Required action: Starting from the line in which "Give me a plain-text" appears, output every line down to the last line of the data below, exactly and without anything more.

Material to process:
============
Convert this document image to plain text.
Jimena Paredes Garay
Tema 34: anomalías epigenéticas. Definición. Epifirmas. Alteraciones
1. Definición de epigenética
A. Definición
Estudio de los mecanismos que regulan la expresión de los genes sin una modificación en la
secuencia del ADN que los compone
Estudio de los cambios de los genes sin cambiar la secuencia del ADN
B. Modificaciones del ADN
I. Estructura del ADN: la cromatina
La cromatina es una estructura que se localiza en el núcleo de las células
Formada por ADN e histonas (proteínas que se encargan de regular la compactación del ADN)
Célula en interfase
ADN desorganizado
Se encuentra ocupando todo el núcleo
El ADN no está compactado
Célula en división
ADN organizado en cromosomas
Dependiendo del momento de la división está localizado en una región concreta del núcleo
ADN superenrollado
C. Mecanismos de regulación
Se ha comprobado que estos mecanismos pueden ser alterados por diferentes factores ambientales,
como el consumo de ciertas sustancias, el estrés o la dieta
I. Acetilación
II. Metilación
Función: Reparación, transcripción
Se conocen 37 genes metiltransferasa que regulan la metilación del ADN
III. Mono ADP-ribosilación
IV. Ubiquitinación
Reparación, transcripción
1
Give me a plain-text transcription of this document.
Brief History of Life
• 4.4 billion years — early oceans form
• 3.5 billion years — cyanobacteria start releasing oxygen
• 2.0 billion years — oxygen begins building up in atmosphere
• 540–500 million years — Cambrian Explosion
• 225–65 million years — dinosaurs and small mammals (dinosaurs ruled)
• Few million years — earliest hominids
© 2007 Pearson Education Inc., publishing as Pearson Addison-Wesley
============
Response to this exercise:
Give me a plain-text transcription of this document.
Brief History of Life
• 4.4 billion years — early oceans form
• 3.5 billion years — cyanobacteria start releasing oxygen
• 2.0 billion years — oxygen begins building up in atmosphere
• 540–500 million years — Cambrian Explosion
• 225–65 million years — dinosaurs and small mammals (dinosaurs ruled)
• Few million years — earliest hominids
© 2007 Pearson Education Inc., publishing as Pearson Addison-Wesley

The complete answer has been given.